• _CONSIGNES_
(a) Dans le texte sur le Cafrad, quelle part des demandeurs d'asile verra sa demande acceptée, selon la directrice Laurence Deruisseau ?
(b) Poursuivez le texte sur le Cafrad à partir de sa dernière phrase.

• _DOCUMENT SOURCE_
'''

Le Cafrad a été créé par l’Eglise camerounaise pour offrir un encadrement et une formation professionnelle à une jeunesse désoeuvrée, attirée par les lumières de la ville. Mécanique, couture, hôtellerie, informatique, autant de cours qui tentent de lutter contre les effets de l’exode rural et du chômage grandissant sévissant dans la capitale économique du pays. Depuis longtemps, l’institution camerounaise entretient des liens privilégiés avec les envoyés du Département missionnaire (DM) des Eglises romandes. Nombreux sont les Suisses à être passés ou à y avoir séjourné. Très actif dans les instances protestantes et ancien président la paroisse du Balcon du Jura, Paul Schneider y voyagea pour sa part en 2002 avec plusieurs autres collègues du Nord vaudois. « En les accueillant aujourd’hui, nous avons enfin l’occasion de leur offrir la réciproque», se réjouit le médecin à la retraite.

Directeur du Cafrad, le pasteur Nono Kepatou a l’habitude des allers et retours en Europe, contrairement à ses collègues qui n’ont jamais traversé l’océan. Cela ne les empêche pas d’entretenir une image souvent idyllique de notre pays, que la visite du centre FAREAS de Sainte-Croix terminant la matinée ne suffit pas à effacer complètement. « Sur les 20'000 réfugiés qui frappent à la porte de la Suisse, leur explique la directrice Laurence Deruisseau, seuls 5% verront leur demande d’asile acceptée ». Rencontres à la FAREASCent quarante personnes, dont beaucoup de familles, composent une belle mosaïque culturelle dans ce centre de premier accueil où les séjours ne cessent de s’allonger, durant une année et parfois davantage. « Quelles difficultés y a-t-il à gérer un endroit avec des gens si différents ? », interroge Aristide. La directrice reconnaît que cela demande aux requérants « un effort quotidien » et qu’aux périodes de calme et de relative bonne entente succèdent parfois des instants plus tendus.

'''

• _DONNÉES FOURNIES_
'''

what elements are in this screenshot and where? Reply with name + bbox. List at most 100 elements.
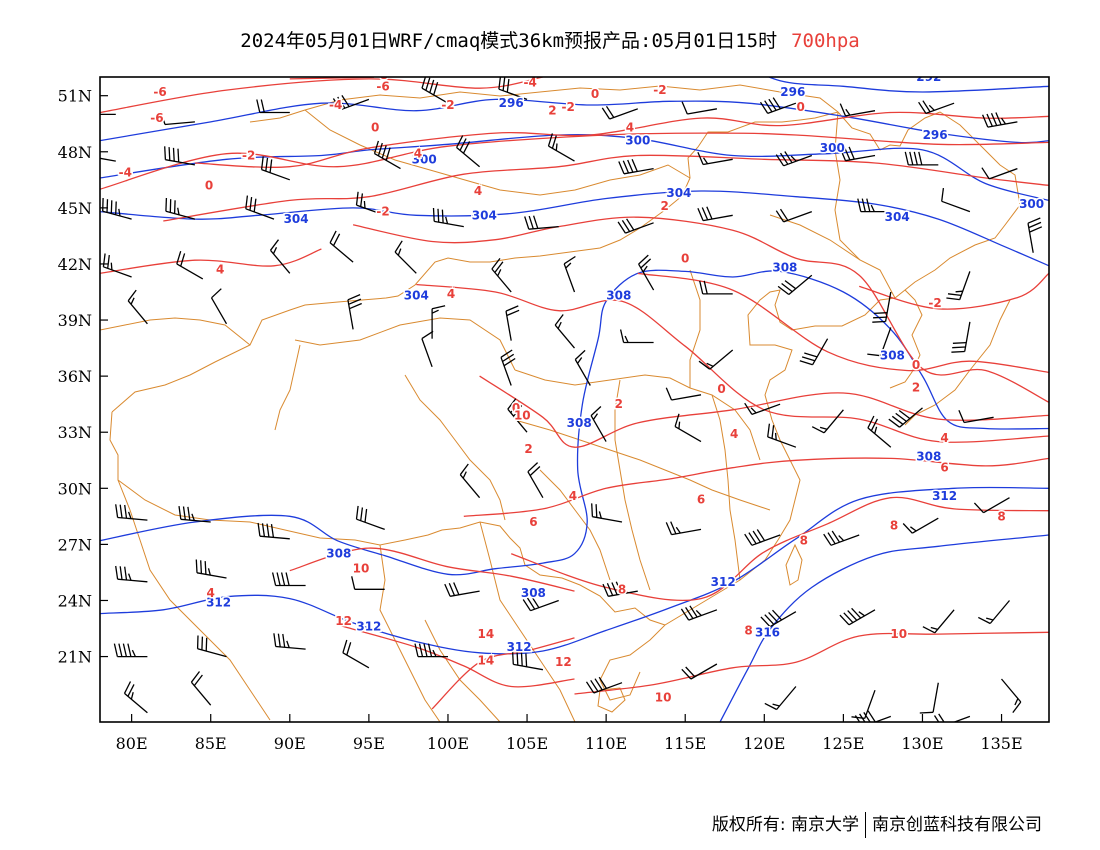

'''

• _RÉPONSES PAR CONSIGNE_
(a) Seuls 5 % des 20 000 réfugiés qui frappent à la porte de la Suisse.

(b)
Douze francs et quelques par jour, « qui permettent de vivre honnêtement, même si les tentations commerciales demeurent hors de portée », reconnaît Laurence Deruisseau. Elle risque quelques mots sur le trafic de drogue « en partie en mains africaines » et « les préjugés de la population locale qui en découlent parfois ». Des réalités que nos invités semblent ne pas ignorer. En revanche, ils se montrent intrigués par la question de la clandestinité dans laquelle se retrouvent un certain nombre de réfugiés. « Si je comprends bien, le gouvernement favorise la débrouillardise », ironise l’un d’eux. Le pasteur Kepatou se demande, lui, « ce qui est fait pour traiter les causes de cet afflux des pays du Sud » ?

Pour Paul Schneider, ce voyage d’une quinzaine de jours en terre romande vise aussi à faire connaître une initiative comme celle du Cafrad « qui aide les gens sur place, afin de ne pas les contraindre à un douloureux déracinement ».